What you should do —
Quote the records that follow in full and exactly; leave out the pictures.
-- Start Material for this exercise --
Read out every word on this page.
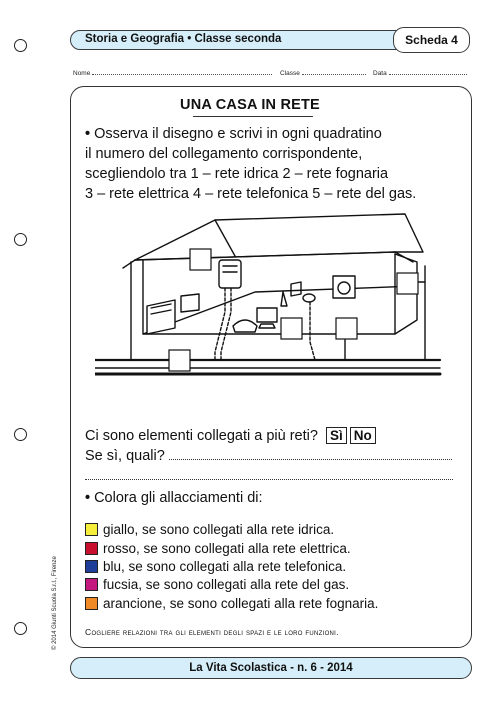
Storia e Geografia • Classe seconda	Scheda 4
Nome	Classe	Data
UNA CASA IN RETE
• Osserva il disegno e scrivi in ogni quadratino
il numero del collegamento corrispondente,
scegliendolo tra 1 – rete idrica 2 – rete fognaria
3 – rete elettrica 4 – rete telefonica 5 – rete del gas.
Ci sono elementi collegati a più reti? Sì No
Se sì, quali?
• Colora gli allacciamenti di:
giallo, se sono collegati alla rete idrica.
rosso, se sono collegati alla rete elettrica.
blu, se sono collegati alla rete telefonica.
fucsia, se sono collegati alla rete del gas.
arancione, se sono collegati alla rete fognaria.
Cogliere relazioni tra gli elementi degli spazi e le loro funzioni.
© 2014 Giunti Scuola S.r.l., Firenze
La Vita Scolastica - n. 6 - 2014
-- End Material for this exercise --
Correct result —
Read out every word on this page.
Storia e Geografia • Classe seconda	Scheda 4
Nome	Classe	Data
UNA CASA IN RETE
• Osserva il disegno e scrivi in ogni quadratino
il numero del collegamento corrispondente,
scegliendolo tra 1 – rete idrica 2 – rete fognaria
3 – rete elettrica 4 – rete telefonica 5 – rete del gas.
Ci sono elementi collegati a più reti? Sì No
Se sì, quali?
• Colora gli allacciamenti di:
giallo, se sono collegati alla rete idrica.
rosso, se sono collegati alla rete elettrica.
blu, se sono collegati alla rete telefonica.
fucsia, se sono collegati alla rete del gas.
arancione, se sono collegati alla rete fognaria.
Cogliere relazioni tra gli elementi degli spazi e le loro funzioni.
© 2014 Giunti Scuola S.r.l., Firenze
La Vita Scolastica - n. 6 - 2014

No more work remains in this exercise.